-- start of INPUT DATA --

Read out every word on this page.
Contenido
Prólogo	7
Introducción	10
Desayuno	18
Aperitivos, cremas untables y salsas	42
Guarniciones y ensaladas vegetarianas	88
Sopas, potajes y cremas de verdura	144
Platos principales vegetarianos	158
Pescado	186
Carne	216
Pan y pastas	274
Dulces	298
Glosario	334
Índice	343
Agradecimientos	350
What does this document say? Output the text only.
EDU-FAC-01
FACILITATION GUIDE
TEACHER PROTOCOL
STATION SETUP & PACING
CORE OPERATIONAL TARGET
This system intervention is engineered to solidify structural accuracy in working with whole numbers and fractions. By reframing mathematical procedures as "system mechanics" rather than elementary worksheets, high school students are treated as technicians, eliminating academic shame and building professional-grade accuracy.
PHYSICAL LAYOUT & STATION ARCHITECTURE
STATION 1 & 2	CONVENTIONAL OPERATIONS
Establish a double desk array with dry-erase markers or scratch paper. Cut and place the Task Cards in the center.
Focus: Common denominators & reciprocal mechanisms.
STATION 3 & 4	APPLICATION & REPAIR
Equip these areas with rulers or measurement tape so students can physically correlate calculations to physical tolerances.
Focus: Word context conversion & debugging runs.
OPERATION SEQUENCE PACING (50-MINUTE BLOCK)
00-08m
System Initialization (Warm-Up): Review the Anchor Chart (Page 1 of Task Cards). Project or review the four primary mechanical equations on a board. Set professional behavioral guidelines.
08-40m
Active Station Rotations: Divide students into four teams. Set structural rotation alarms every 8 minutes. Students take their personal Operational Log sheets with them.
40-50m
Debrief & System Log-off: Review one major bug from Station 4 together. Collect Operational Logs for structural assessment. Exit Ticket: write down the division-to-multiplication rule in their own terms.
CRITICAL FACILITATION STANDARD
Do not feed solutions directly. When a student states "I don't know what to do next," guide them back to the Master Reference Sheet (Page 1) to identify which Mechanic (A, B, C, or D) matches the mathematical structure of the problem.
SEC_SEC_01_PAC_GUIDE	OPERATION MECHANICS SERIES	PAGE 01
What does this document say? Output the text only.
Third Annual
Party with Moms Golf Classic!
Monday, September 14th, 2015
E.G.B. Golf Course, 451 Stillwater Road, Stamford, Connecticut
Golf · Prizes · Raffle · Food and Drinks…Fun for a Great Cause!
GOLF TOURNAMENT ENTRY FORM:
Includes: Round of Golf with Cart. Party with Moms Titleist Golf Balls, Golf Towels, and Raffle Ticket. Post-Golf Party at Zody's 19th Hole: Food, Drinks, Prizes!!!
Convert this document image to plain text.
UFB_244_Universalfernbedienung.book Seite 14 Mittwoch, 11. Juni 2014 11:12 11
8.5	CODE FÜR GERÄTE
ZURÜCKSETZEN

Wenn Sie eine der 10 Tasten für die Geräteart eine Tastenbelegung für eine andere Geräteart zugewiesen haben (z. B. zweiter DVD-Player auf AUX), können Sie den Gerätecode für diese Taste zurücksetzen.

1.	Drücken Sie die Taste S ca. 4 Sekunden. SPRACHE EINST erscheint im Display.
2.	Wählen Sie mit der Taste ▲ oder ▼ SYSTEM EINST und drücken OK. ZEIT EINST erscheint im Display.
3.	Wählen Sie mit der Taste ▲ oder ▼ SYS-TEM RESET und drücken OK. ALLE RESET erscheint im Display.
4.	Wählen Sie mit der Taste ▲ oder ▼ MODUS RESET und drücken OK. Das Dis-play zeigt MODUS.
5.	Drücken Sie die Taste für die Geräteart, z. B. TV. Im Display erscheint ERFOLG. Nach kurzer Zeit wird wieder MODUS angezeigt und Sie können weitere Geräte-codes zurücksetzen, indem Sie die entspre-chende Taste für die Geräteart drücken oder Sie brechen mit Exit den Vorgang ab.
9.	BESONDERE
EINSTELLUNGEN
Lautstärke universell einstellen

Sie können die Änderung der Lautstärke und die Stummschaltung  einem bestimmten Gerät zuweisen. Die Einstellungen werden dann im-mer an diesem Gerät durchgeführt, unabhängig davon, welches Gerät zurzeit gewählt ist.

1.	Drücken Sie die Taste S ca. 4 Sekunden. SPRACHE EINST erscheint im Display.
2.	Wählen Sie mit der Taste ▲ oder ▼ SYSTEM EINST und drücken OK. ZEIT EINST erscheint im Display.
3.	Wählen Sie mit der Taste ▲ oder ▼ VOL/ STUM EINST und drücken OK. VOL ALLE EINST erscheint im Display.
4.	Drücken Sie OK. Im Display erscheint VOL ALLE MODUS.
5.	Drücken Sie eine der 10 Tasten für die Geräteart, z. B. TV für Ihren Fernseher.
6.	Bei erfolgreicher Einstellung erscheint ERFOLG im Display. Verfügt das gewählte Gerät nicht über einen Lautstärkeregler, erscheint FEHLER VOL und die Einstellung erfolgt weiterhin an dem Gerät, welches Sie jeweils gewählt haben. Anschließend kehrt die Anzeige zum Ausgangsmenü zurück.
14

-- end of INPUT DATA --

* _REQUIRED TASK_
Reproduce all of the records exactly.

* _REPLY TO THE TASK_
Read out every word on this page.
Contenido
Prólogo	7
Introducción	10
Desayuno	18
Aperitivos, cremas untables y salsas	42
Guarniciones y ensaladas vegetarianas	88
Sopas, potajes y cremas de verdura	144
Platos principales vegetarianos	158
Pescado	186
Carne	216
Pan y pastas	274
Dulces	298
Glosario	334
Índice	343
Agradecimientos	350
What does this document say? Output the text only.
EDU-FAC-01
FACILITATION GUIDE
TEACHER PROTOCOL
STATION SETUP & PACING
CORE OPERATIONAL TARGET
This system intervention is engineered to solidify structural accuracy in working with whole numbers and fractions. By reframing mathematical procedures as "system mechanics" rather than elementary worksheets, high school students are treated as technicians, eliminating academic shame and building professional-grade accuracy.
PHYSICAL LAYOUT & STATION ARCHITECTURE
STATION 1 & 2	CONVENTIONAL OPERATIONS
Establish a double desk array with dry-erase markers or scratch paper. Cut and place the Task Cards in the center.
Focus: Common denominators & reciprocal mechanisms.
STATION 3 & 4	APPLICATION & REPAIR
Equip these areas with rulers or measurement tape so students can physically correlate calculations to physical tolerances.
Focus: Word context conversion & debugging runs.
OPERATION SEQUENCE PACING (50-MINUTE BLOCK)
00-08m
System Initialization (Warm-Up): Review the Anchor Chart (Page 1 of Task Cards). Project or review the four primary mechanical equations on a board. Set professional behavioral guidelines.
08-40m
Active Station Rotations: Divide students into four teams. Set structural rotation alarms every 8 minutes. Students take their personal Operational Log sheets with them.
40-50m
Debrief & System Log-off: Review one major bug from Station 4 together. Collect Operational Logs for structural assessment. Exit Ticket: write down the division-to-multiplication rule in their own terms.
CRITICAL FACILITATION STANDARD
Do not feed solutions directly. When a student states "I don't know what to do next," guide them back to the Master Reference Sheet (Page 1) to identify which Mechanic (A, B, C, or D) matches the mathematical structure of the problem.
SEC_SEC_01_PAC_GUIDE	OPERATION MECHANICS SERIES	PAGE 01
What does this document say? Output the text only.
Third Annual
Party with Moms Golf Classic!
Monday, September 14th, 2015
E.G.B. Golf Course, 451 Stillwater Road, Stamford, Connecticut
Golf · Prizes · Raffle · Food and Drinks…Fun for a Great Cause!
GOLF TOURNAMENT ENTRY FORM:
Includes: Round of Golf with Cart. Party with Moms Titleist Golf Balls, Golf Towels, and Raffle Ticket. Post-Golf Party at Zody's 19th Hole: Food, Drinks, Prizes!!!
Convert this document image to plain text.
UFB_244_Universalfernbedienung.book Seite 14 Mittwoch, 11. Juni 2014 11:12 11
8.5	CODE FÜR GERÄTE
ZURÜCKSETZEN

Wenn Sie eine der 10 Tasten für die Geräteart eine Tastenbelegung für eine andere Geräteart zugewiesen haben (z. B. zweiter DVD-Player auf AUX), können Sie den Gerätecode für diese Taste zurücksetzen.

1.	Drücken Sie die Taste S ca. 4 Sekunden. SPRACHE EINST erscheint im Display.
2.	Wählen Sie mit der Taste ▲ oder ▼ SYSTEM EINST und drücken OK. ZEIT EINST erscheint im Display.
3.	Wählen Sie mit der Taste ▲ oder ▼ SYS-TEM RESET und drücken OK. ALLE RESET erscheint im Display.
4.	Wählen Sie mit der Taste ▲ oder ▼ MODUS RESET und drücken OK. Das Dis-play zeigt MODUS.
5.	Drücken Sie die Taste für die Geräteart, z. B. TV. Im Display erscheint ERFOLG. Nach kurzer Zeit wird wieder MODUS angezeigt und Sie können weitere Geräte-codes zurücksetzen, indem Sie die entspre-chende Taste für die Geräteart drücken oder Sie brechen mit Exit den Vorgang ab.
9.	BESONDERE
EINSTELLUNGEN
Lautstärke universell einstellen

Sie können die Änderung der Lautstärke und die Stummschaltung  einem bestimmten Gerät zuweisen. Die Einstellungen werden dann im-mer an diesem Gerät durchgeführt, unabhängig davon, welches Gerät zurzeit gewählt ist.

1.	Drücken Sie die Taste S ca. 4 Sekunden. SPRACHE EINST erscheint im Display.
2.	Wählen Sie mit der Taste ▲ oder ▼ SYSTEM EINST und drücken OK. ZEIT EINST erscheint im Display.
3.	Wählen Sie mit der Taste ▲ oder ▼ VOL/ STUM EINST und drücken OK. VOL ALLE EINST erscheint im Display.
4.	Drücken Sie OK. Im Display erscheint VOL ALLE MODUS.
5.	Drücken Sie eine der 10 Tasten für die Geräteart, z. B. TV für Ihren Fernseher.
6.	Bei erfolgreicher Einstellung erscheint ERFOLG im Display. Verfügt das gewählte Gerät nicht über einen Lautstärkeregler, erscheint FEHLER VOL und die Einstellung erfolgt weiterhin an dem Gerät, welches Sie jeweils gewählt haben. Anschließend kehrt die Anzeige zum Ausgangsmenü zurück.
14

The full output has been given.